Source extract
***

How can Siri Assist assist me?
Including the scenarios mentioned above, like coming home to find your lights, coffee, music, TV, and temperature preferences ready to go, Siri Assist can help with a range of other voice-controlled services.
Instead of asking your iPhone or iMac to look up information, start a music playlist, or load a website, just ask Siri Assist, without having to interrupt Facebook on your phone or wake your iMac. You can keep working on your spreadsheet (ahem, creative video project) on your MacBook Pro, while Siri Assist takes care of your request to close the blinds, turn up the heat, start the washing machine on night cycle, start the dishwasher, and rev-up your robot lawnmower outside, with a simple voice-activated "Hey Siri, get the evening chores done for me". Siri Assist replies, "Thanks, Xavier, I'll get on to it right now".
Ask Siri Assist: "Siri, assist me with tomorrow morning's work schedule".
Siri Assist replies, "Sure, here's your outlook for tomorrow..."
Siri Assist recognises your voice and uses your Apple ID to search for relevant information across your connected devices, dips in to your iPhone, iPad, iMac, and MacBook; checks your calendar; checks your home location and work location on Maps; notes your travel preference for walking, driving, or public transport; looks up the weather; looks up upcoming tasks from your family's group calendar, to-do list, and wish list; and presents a narrative based on this information.
Siri Assist replies, "Tomorrow's weather forecast includes rain and hail. Roads are likely to be congested for your trip to work. I've set your morning alarm forward by 20 minutes. Wear warmer clothes. Mary is leaving early, so you need to feed the dog. Work starts at 9am, and you have a 9:30am appointment with Robert, a new client, in Meeting Room C. Remember to preview Robert's application before the meeting. After work, Mary has a conference, so Grandma is picking up the children from school. Collect the children on your way home from work - I'll remind you again on your way home".
How does Siri Assist assist me when I'm not at home?
Siri Assist is always-on and always-connected to the internet at home. Its intelligent camera, microphones, speakers, and connected sensors know when you're home and when each person is not at home. It's intelligent enough to look forward in to your calendar and to-do list, prepare reminders and alerts, look at travel times and weather conditions, home automation, personal assistant features, and smart enough to communicate with other Apple devices via your universal Apple ID.
Let's say you have Siri Assist at home, and your morning got off to a flying start in line with our morning outlook scenario above. You're on your way to work. How does Siri Assist assist me when I'm not at home?
Using your Apple ID, Siri Assist can communicate with your other Apple devices - your iPhone, iPad, MacBook, Apple Watch, and your cloud-based calendar, to-do list, and notes. It's aware of your travel schedule, weather, traffic, appointments, reminders, etc, and those of your family, colleagues, and friends, via their public calendars or family calendars.

***

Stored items

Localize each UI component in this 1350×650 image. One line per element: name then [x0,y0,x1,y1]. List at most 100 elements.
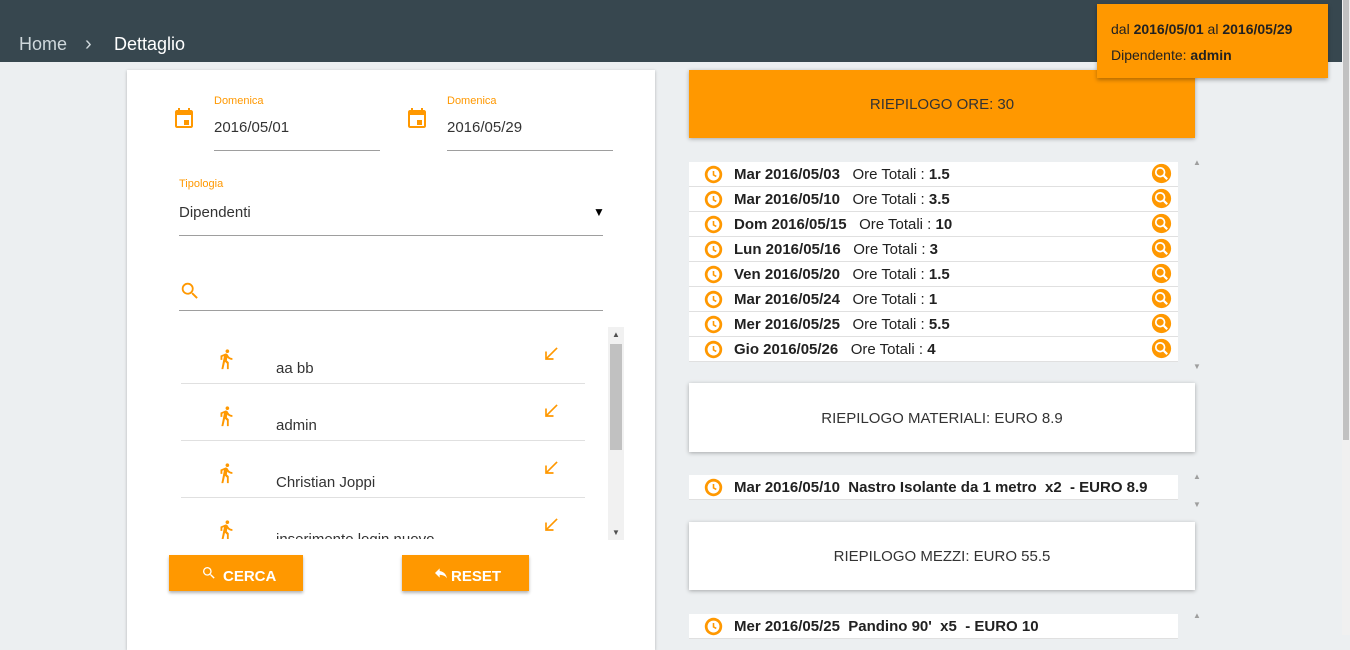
arrow-select-icon[interactable] [541,401,561,421]
search-button-label: CERCA [223,568,277,585]
dropdown-arrow-icon[interactable]: ▼ [593,205,605,219]
person-name: Christian Joppi [276,474,376,491]
vehicle-row[interactable]: Mer 2016/05/25 Pandino 90' x5 - EURO 10 [689,614,1178,639]
search-button[interactable]: CERCA [169,555,303,591]
scroll-up-icon[interactable]: ▲ [1193,472,1201,481]
end-date-value[interactable]: 2016/05/29 [447,119,522,136]
breadcrumb-current: Dettaglio [114,34,186,54]
employee-name: admin [1190,47,1232,63]
arrow-select-icon[interactable] [541,344,561,364]
zoom-in-icon[interactable] [1151,213,1172,234]
person-name: admin [276,417,317,434]
zoom-in-icon[interactable] [1151,338,1172,359]
hours-day: Mer 2016/05/25 [734,316,840,333]
hours-day: Mar 2016/05/03 [734,166,840,183]
clock-icon [704,165,723,184]
hours-day: Lun 2016/05/16 [734,241,841,258]
list-scrollbar[interactable]: ▲ ▼ [608,327,624,540]
zoom-in-icon[interactable] [1151,163,1172,184]
hours-summary-label: RIEPILOGO ORE: 30 [869,96,1015,113]
zoom-in-icon[interactable] [1151,238,1172,259]
reset-button[interactable]: RESET [402,555,529,591]
end-date-underline [447,150,613,151]
hours-day: Gio 2016/05/26 [734,341,839,358]
hours-value: 3 [929,241,939,258]
start-date-field[interactable]: Domenica 2016/05/01 [214,70,380,151]
clock-icon [704,240,723,259]
employee-line: Dipendente: admin [1111,47,1232,63]
zoom-in-icon[interactable] [1151,313,1172,334]
hours-label: Ore Totali : [853,241,930,258]
materials-summary-label: RIEPILOGO MATERIALI: EURO 8.9 [821,410,1063,427]
vehicle-text: Mer 2016/05/25 Pandino 90' x5 - EURO 10 [734,618,1039,635]
person-name: inserimento login nuovo [276,531,434,539]
to-date: 2016/05/29 [1222,21,1293,37]
to-prefix: al [1207,21,1219,37]
person-walking-icon [220,406,233,427]
tipologia-select[interactable]: Dipendenti [179,204,251,221]
search-icon [181,282,198,299]
hours-label: Ore Totali : [852,316,929,333]
hours-label: Ore Totali : [850,341,928,358]
scroll-up-icon[interactable]: ▲ [1193,611,1201,620]
breadcrumb-home[interactable]: Home [19,34,67,55]
material-row[interactable]: Mar 2016/05/10 Nastro Isolante da 1 metr… [689,475,1178,500]
list-item[interactable]: aa bb [181,326,585,384]
page-scrollbar[interactable] [1342,0,1350,635]
page-scrollbar-thumb[interactable] [1343,0,1349,440]
hours-value: 5.5 [928,316,950,333]
scroll-down-icon[interactable]: ▼ [1193,362,1201,371]
arrow-select-icon[interactable] [541,458,561,478]
vehicles-list: Mer 2016/05/25 Pandino 90' x5 - EURO 10 [689,614,1178,639]
hours-value: 10 [935,216,953,233]
calendar-icon[interactable] [405,107,429,131]
filter-panel: Domenica 2016/05/01 Domenica 2016/05/29 … [127,70,655,650]
hours-value: 1.5 [928,266,950,283]
tipologia-underline [179,235,603,236]
calendar-icon[interactable] [172,107,196,131]
hours-day: Ven 2016/05/20 [734,266,840,283]
hours-row[interactable]: Mer 2016/05/25 Ore Totali : 5.5 [689,312,1178,337]
hours-row[interactable]: Lun 2016/05/16 Ore Totali : 3 [689,237,1178,262]
hours-row[interactable]: Mar 2016/05/24 Ore Totali : 1 [689,287,1178,312]
start-date-value[interactable]: 2016/05/01 [214,119,289,136]
hours-row[interactable]: Gio 2016/05/26 Ore Totali : 4 [689,337,1178,362]
clock-icon [704,215,723,234]
chevron-right-icon: › [85,33,92,55]
list-scrollbar-thumb[interactable] [610,344,622,450]
list-item[interactable]: inserimento login nuovo [181,497,585,539]
employee-label: Dipendente: [1111,47,1187,63]
list-item[interactable]: Christian Joppi [181,440,585,498]
hours-row[interactable]: Mar 2016/05/03 Ore Totali : 1.5 [689,162,1178,187]
from-date: 2016/05/01 [1133,21,1204,37]
hours-day: Dom 2016/05/15 [734,216,847,233]
hours-label: Ore Totali : [852,191,929,208]
hours-row[interactable]: Ven 2016/05/20 Ore Totali : 1.5 [689,262,1178,287]
scroll-up-icon[interactable]: ▲ [612,330,620,339]
person-name: aa bb [276,360,314,377]
scroll-down-icon[interactable]: ▼ [612,528,620,537]
hours-row[interactable]: Mar 2016/05/10 Ore Totali : 3.5 [689,187,1178,212]
scroll-down-icon[interactable]: ▼ [1193,500,1201,509]
hours-label: Ore Totali : [852,291,929,308]
zoom-in-icon[interactable] [1151,288,1172,309]
reset-button-label: RESET [451,568,502,585]
zoom-in-icon[interactable] [1151,188,1172,209]
arrow-select-icon[interactable] [541,515,561,535]
hours-row[interactable]: Dom 2016/05/15 Ore Totali : 10 [689,212,1178,237]
hours-label: Ore Totali : [852,166,929,183]
period-line: dal 2016/05/01 al 2016/05/29 [1111,21,1292,37]
search-input[interactable] [179,310,603,311]
people-list: aa bb admin Christian Joppi inserimento … [181,326,624,539]
search-icon [203,567,215,579]
end-date-field[interactable]: Domenica 2016/05/29 [447,70,613,151]
clock-icon [704,265,723,284]
hours-value: 4 [927,341,936,358]
list-item[interactable]: admin [181,383,585,441]
hours-summary: RIEPILOGO ORE: 30 [689,70,1195,138]
hours-label: Ore Totali : [859,216,936,233]
end-date-label: Domenica [447,95,497,107]
zoom-in-icon[interactable] [1151,263,1172,284]
scroll-up-icon[interactable]: ▲ [1193,158,1201,167]
hours-value: 1 [928,291,938,308]
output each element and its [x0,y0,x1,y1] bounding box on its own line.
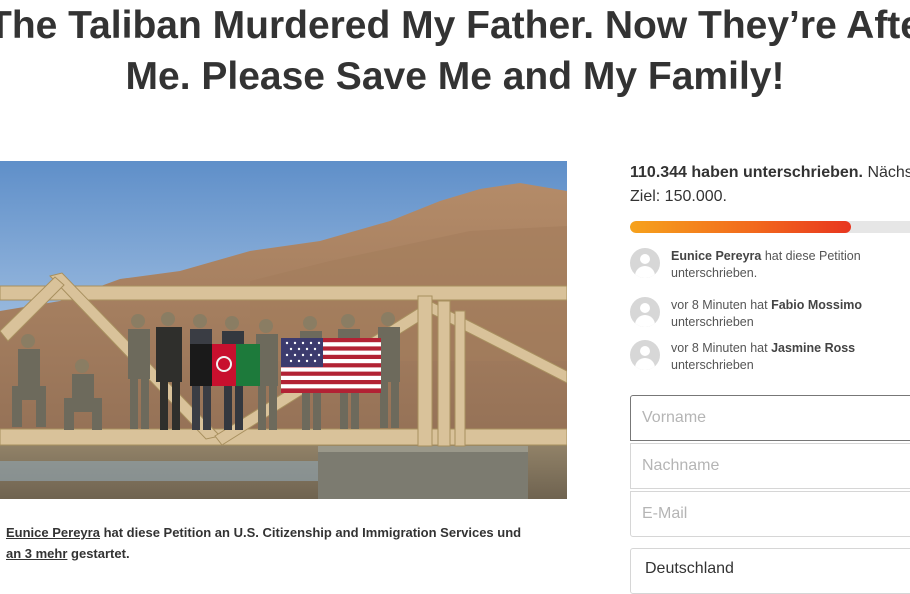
us-flag [281,338,381,393]
signer-name: Fabio Mossimo [771,298,863,312]
avatar-placeholder-icon [630,297,660,327]
starter-name-link[interactable]: Eunice Pereyra [6,525,100,540]
signer-suffix: unterschrieben [671,358,754,372]
signature-goal: Ziel: 150.000. [630,188,727,205]
recent-signer-text: vor 8 Minuten hat Fabio Mossimo untersch… [671,297,910,331]
recent-signer-text: vor 8 Minuten hat Jasmine Ross unterschr… [671,340,910,374]
signer-name: Eunice Pereyra [671,249,762,263]
afghan-flag [190,344,260,386]
signature-count: 110.344 haben unterschrieben. [630,164,863,181]
country-select[interactable]: Deutschland [630,548,910,594]
first-name-field[interactable] [630,395,910,441]
more-recipients-link[interactable]: an 3 mehr [6,546,67,561]
petition-starter-line: Eunice Pereyra hat diese Petition an U.S… [6,522,536,564]
petition-hero-image [0,161,567,499]
signer-prefix: vor 8 Minuten hat [671,298,772,312]
last-name-field[interactable] [630,443,910,489]
starter-suffix: gestartet. [67,546,130,561]
next-goal-text: Nächs [863,164,910,181]
signer-name: Jasmine Ross [771,341,856,355]
recent-signer: vor 8 Minuten hat Fabio Mossimo untersch… [630,297,910,331]
signature-sidebar: 110.344 haben unterschrieben. Nächs Ziel… [630,161,910,594]
petition-title-line-1: The Taliban Murdered My Father. Now They… [0,4,910,47]
signer-suffix: unterschrieben [671,315,754,329]
signature-progress-fill [630,221,851,233]
avatar-placeholder-icon [630,248,660,278]
recent-signer: vor 8 Minuten hat Jasmine Ross unterschr… [630,340,910,374]
soldiers-on-bridge-photo [0,161,567,499]
petition-title: The Taliban Murdered My Father. Now They… [0,0,910,102]
signer-prefix: vor 8 Minuten hat [671,341,772,355]
country-select-value: Deutschland [645,560,734,577]
signature-count-line: 110.344 haben unterschrieben. Nächs [630,161,910,185]
starter-text: hat diese Petition an U.S. Citizenship a… [99,525,522,540]
petition-title-line-2: Me. Please Save Me and My Family! [125,55,785,98]
email-field[interactable] [630,491,910,537]
recent-signer: Eunice Pereyra hat diese Petition unters… [630,248,910,282]
recent-signer-text: Eunice Pereyra hat diese Petition unters… [671,248,910,282]
avatar-placeholder-icon [630,340,660,370]
signature-progress-bar [630,221,910,233]
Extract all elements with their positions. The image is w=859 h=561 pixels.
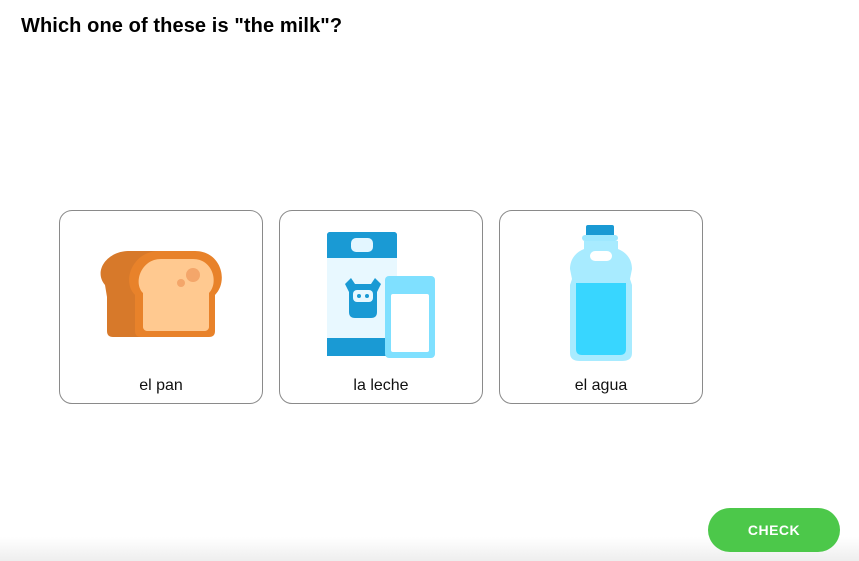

***

What to work on
- 1) Can you write out the Siri Assist passage word for word, between "How can Siri" and "other voice-controlled services.", inclusive?
- 2) Could you convert the entry lines between those holding "us-flag [281,338,381,393]" and "signer-name: Eunice Pereyra [671,249,762,263]", inclusive, into a Markdown table with the columns No. and Line, leaving out any blank lines?

Responses to the tasks
- 1)
How can Siri Assist assist me?
Including the scenarios mentioned above, like coming home to find your lights, coffee, music, TV, and temperature preferences ready to go, Siri Assist can help with a range of other voice-controlled services.

- 2)
| No. | Line |
|---|---|
| 1 | us-flag [281,338,381,393] |
| 2 | signer-name: Fabio Mossimo [771,298,863,312] |
| 3 | avatar-placeholder-icon [630,297,660,327] |
| 4 | starter-name-link[interactable]: Eunice Pereyra [6,525,100,540] |
| 5 | signer-suffix: unterschrieben [671,358,754,372] |
| 6 | signature-goal: Ziel: 150.000. [630,188,727,205] |
| 7 | recent-signer-text: vor 8 Minuten hat Fabio Mossimo untersch… [671,297,910,331] |
| 8 | recent-signer-text: vor 8 Minuten hat Jasmine Ross unterschr… [671,340,910,374] |
| 9 | signer-name: Eunice Pereyra [671,249,762,263] |